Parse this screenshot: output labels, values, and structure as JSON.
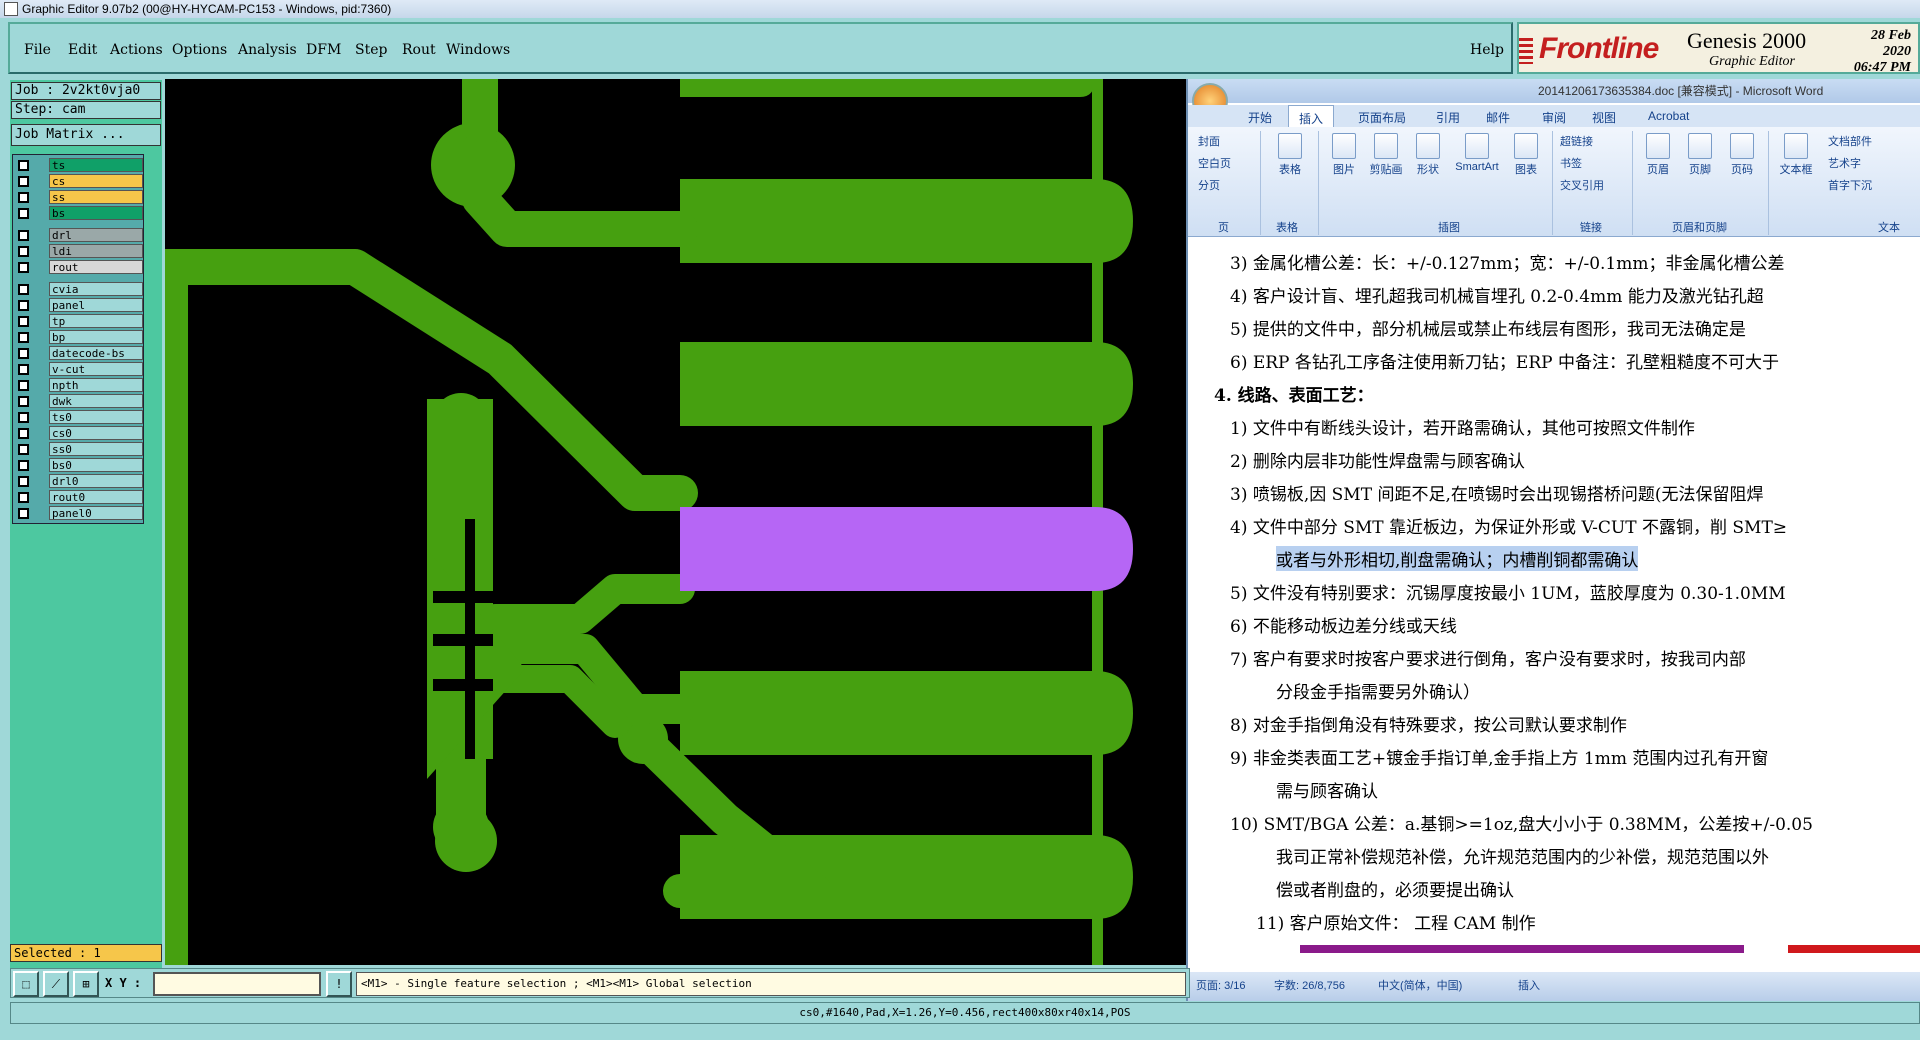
{
  "window_title": "Graphic Editor 9.07b2 (00@HY-HYCAM-PC153 - Windows, pid:7360)",
  "menu": [
    "File",
    "Edit",
    "Actions",
    "Options",
    "Analysis",
    "DFM",
    "Step",
    "Rout",
    "Windows"
  ],
  "help_label": "Help",
  "logo": {
    "brand": "Frontline",
    "product": "Genesis 2000",
    "subtitle": "Graphic Editor",
    "date": "28 Feb 2020",
    "time": "06:47 PM"
  },
  "job": {
    "job_line": "Job : 2v2kt0vja0",
    "step_line": "Step: cam",
    "matrix_button": "Job Matrix ..."
  },
  "layers": [
    {
      "name": "ts",
      "color": "#10a068"
    },
    {
      "name": "cs",
      "color": "#f6c64a"
    },
    {
      "name": "ss",
      "color": "#f6c64a"
    },
    {
      "name": "bs",
      "color": "#10a068"
    },
    {
      "name": "drl",
      "color": "#9aa8a8"
    },
    {
      "name": "ldi",
      "color": "#9aa8a8"
    },
    {
      "name": "rout",
      "color": "#d8d8d8"
    },
    {
      "name": "cvia",
      "color": "#9fd8d8"
    },
    {
      "name": "panel",
      "color": "#9fd8d8"
    },
    {
      "name": "tp",
      "color": "#9fd8d8"
    },
    {
      "name": "bp",
      "color": "#9fd8d8"
    },
    {
      "name": "datecode-bs",
      "color": "#9fd8d8"
    },
    {
      "name": "v-cut",
      "color": "#9fd8d8"
    },
    {
      "name": "npth",
      "color": "#9fd8d8"
    },
    {
      "name": "dwk",
      "color": "#9fd8d8"
    },
    {
      "name": "ts0",
      "color": "#9fd8d8"
    },
    {
      "name": "cs0",
      "color": "#9fd8d8"
    },
    {
      "name": "ss0",
      "color": "#9fd8d8"
    },
    {
      "name": "bs0",
      "color": "#9fd8d8"
    },
    {
      "name": "drl0",
      "color": "#9fd8d8"
    },
    {
      "name": "rout0",
      "color": "#9fd8d8"
    },
    {
      "name": "panel0",
      "color": "#9fd8d8"
    }
  ],
  "selected_text": "Selected : 1",
  "xy_label": "X Y :",
  "xy_value": "",
  "hint": "<M1> - Single feature selection ; <M1><M1> Global selection",
  "status_line": "cs0,#1640,Pad,X=1.26,Y=0.456,rect400x80xr40x14,POS",
  "colors": {
    "copper": "#46a010",
    "highlight": "#b666f5",
    "background": "#000000"
  },
  "word": {
    "doc_title": "20141206173635384.doc [兼容模式] - Microsoft Word",
    "tabs": [
      "开始",
      "插入",
      "页面布局",
      "引用",
      "邮件",
      "审阅",
      "视图",
      "Acrobat"
    ],
    "active_tab": "插入",
    "ribbon_buttons": [
      "封面",
      "空白页",
      "分页",
      "表格",
      "图片",
      "剪贴画",
      "形状",
      "SmartArt",
      "图表",
      "超链接",
      "书签",
      "交叉引用",
      "页眉",
      "页脚",
      "页码",
      "文本框",
      "文档部件",
      "艺术字",
      "首字下沉"
    ],
    "ribbon_groups": [
      "页",
      "表格",
      "插图",
      "链接",
      "页眉和页脚",
      "文本"
    ],
    "lines": [
      "3)  金属化槽公差：长：+/-0.127mm；宽：+/-0.1mm；非金属化槽公差",
      "4)  客户设计盲、埋孔超我司机械盲埋孔 0.2-0.4mm 能力及激光钻孔超",
      "5)  提供的文件中，部分机械层或禁止布线层有图形，我司无法确定是",
      "6)  ERP 各钻孔工序备注使用新刀钻；ERP 中备注：孔壁粗糙度不可大于",
      "4.  线路、表面工艺：",
      "1)  文件中有断线头设计，若开路需确认，其他可按照文件制作",
      "2)  删除内层非功能性焊盘需与顾客确认",
      "3)  喷锡板,因 SMT 间距不足,在喷锡时会出现锡搭桥问题(无法保留阻焊",
      "4)  文件中部分 SMT 靠近板边，为保证外形或 V-CUT 不露铜，削 SMT≥",
      "或者与外形相切,削盘需确认；内槽削铜都需确认",
      "5)  文件没有特别要求：沉锡厚度按最小 1UM，蓝胶厚度为 0.30-1.0MM",
      "6)  不能移动板边差分线或天线",
      "7)  客户有要求时按客户要求进行倒角，客户没有要求时，按我司内部",
      "分段金手指需要另外确认）",
      "8)  对金手指倒角没有特殊要求，按公司默认要求制作",
      "9)  非金类表面工艺+镀金手指订单,金手指上方 1mm 范围内过孔有开窗",
      "需与顾客确认",
      "10) SMT/BGA 公差：a.基铜>=1oz,盘大小小于 0.38MM，公差按+/-0.05",
      "我司正常补偿规范补偿，允许规范范围内的少补偿，规范范围以外",
      "偿或者削盘的，必须要提出确认",
      "11)          客户原始文件：                    工程 CAM 制作"
    ],
    "status": [
      "页面: 3/16",
      "字数: 26/8,756",
      "中文(简体，中国)",
      "插入"
    ]
  }
}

• _WHAT IS REQUIRED_: If a record holds a picture, leave the picture out and print everything else exactly.

• _OUTPUT FOR THIS TASK_:
Parse this screenshot: output labels, values, and structure as JSON.
{
  "window_title": "Graphic Editor 9.07b2 (00@HY-HYCAM-PC153 - Windows, pid:7360)",
  "menu": [
    "File",
    "Edit",
    "Actions",
    "Options",
    "Analysis",
    "DFM",
    "Step",
    "Rout",
    "Windows"
  ],
  "help_label": "Help",
  "logo": {
    "brand": "Frontline",
    "product": "Genesis 2000",
    "subtitle": "Graphic Editor",
    "date": "28 Feb 2020",
    "time": "06:47 PM"
  },
  "job": {
    "job_line": "Job : 2v2kt0vja0",
    "step_line": "Step: cam",
    "matrix_button": "Job Matrix ..."
  },
  "layers": [
    {
      "name": "ts",
      "color": "#10a068"
    },
    {
      "name": "cs",
      "color": "#f6c64a"
    },
    {
      "name": "ss",
      "color": "#f6c64a"
    },
    {
      "name": "bs",
      "color": "#10a068"
    },
    {
      "name": "drl",
      "color": "#9aa8a8"
    },
    {
      "name": "ldi",
      "color": "#9aa8a8"
    },
    {
      "name": "rout",
      "color": "#d8d8d8"
    },
    {
      "name": "cvia",
      "color": "#9fd8d8"
    },
    {
      "name": "panel",
      "color": "#9fd8d8"
    },
    {
      "name": "tp",
      "color": "#9fd8d8"
    },
    {
      "name": "bp",
      "color": "#9fd8d8"
    },
    {
      "name": "datecode-bs",
      "color": "#9fd8d8"
    },
    {
      "name": "v-cut",
      "color": "#9fd8d8"
    },
    {
      "name": "npth",
      "color": "#9fd8d8"
    },
    {
      "name": "dwk",
      "color": "#9fd8d8"
    },
    {
      "name": "ts0",
      "color": "#9fd8d8"
    },
    {
      "name": "cs0",
      "color": "#9fd8d8"
    },
    {
      "name": "ss0",
      "color": "#9fd8d8"
    },
    {
      "name": "bs0",
      "color": "#9fd8d8"
    },
    {
      "name": "drl0",
      "color": "#9fd8d8"
    },
    {
      "name": "rout0",
      "color": "#9fd8d8"
    },
    {
      "name": "panel0",
      "color": "#9fd8d8"
    }
  ],
  "selected_text": "Selected : 1",
  "xy_label": "X Y :",
  "xy_value": "",
  "hint": "<M1> - Single feature selection ; <M1><M1> Global selection",
  "status_line": "cs0,#1640,Pad,X=1.26,Y=0.456,rect400x80xr40x14,POS",
  "colors": {
    "copper": "#46a010",
    "highlight": "#b666f5",
    "background": "#000000"
  },
  "word": {
    "doc_title": "20141206173635384.doc [兼容模式] - Microsoft Word",
    "tabs": [
      "开始",
      "插入",
      "页面布局",
      "引用",
      "邮件",
      "审阅",
      "视图",
      "Acrobat"
    ],
    "active_tab": "插入",
    "ribbon_buttons": [
      "封面",
      "空白页",
      "分页",
      "表格",
      "图片",
      "剪贴画",
      "形状",
      "SmartArt",
      "图表",
      "超链接",
      "书签",
      "交叉引用",
      "页眉",
      "页脚",
      "页码",
      "文本框",
      "文档部件",
      "艺术字",
      "首字下沉"
    ],
    "ribbon_groups": [
      "页",
      "表格",
      "插图",
      "链接",
      "页眉和页脚",
      "文本"
    ],
    "lines": [
      "3)  金属化槽公差：长：+/-0.127mm；宽：+/-0.1mm；非金属化槽公差",
      "4)  客户设计盲、埋孔超我司机械盲埋孔 0.2-0.4mm 能力及激光钻孔超",
      "5)  提供的文件中，部分机械层或禁止布线层有图形，我司无法确定是",
      "6)  ERP 各钻孔工序备注使用新刀钻；ERP 中备注：孔壁粗糙度不可大于",
      "4.  线路、表面工艺：",
      "1)  文件中有断线头设计，若开路需确认，其他可按照文件制作",
      "2)  删除内层非功能性焊盘需与顾客确认",
      "3)  喷锡板,因 SMT 间距不足,在喷锡时会出现锡搭桥问题(无法保留阻焊",
      "4)  文件中部分 SMT 靠近板边，为保证外形或 V-CUT 不露铜，削 SMT≥",
      "或者与外形相切,削盘需确认；内槽削铜都需确认",
      "5)  文件没有特别要求：沉锡厚度按最小 1UM，蓝胶厚度为 0.30-1.0MM",
      "6)  不能移动板边差分线或天线",
      "7)  客户有要求时按客户要求进行倒角，客户没有要求时，按我司内部",
      "分段金手指需要另外确认）",
      "8)  对金手指倒角没有特殊要求，按公司默认要求制作",
      "9)  非金类表面工艺+镀金手指订单,金手指上方 1mm 范围内过孔有开窗",
      "需与顾客确认",
      "10) SMT/BGA 公差：a.基铜>=1oz,盘大小小于 0.38MM，公差按+/-0.05",
      "我司正常补偿规范补偿，允许规范范围内的少补偿，规范范围以外",
      "偿或者削盘的，必须要提出确认",
      "11)          客户原始文件：                    工程 CAM 制作"
    ],
    "status": [
      "页面: 3/16",
      "字数: 26/8,756",
      "中文(简体，中国)",
      "插入"
    ]
  }
}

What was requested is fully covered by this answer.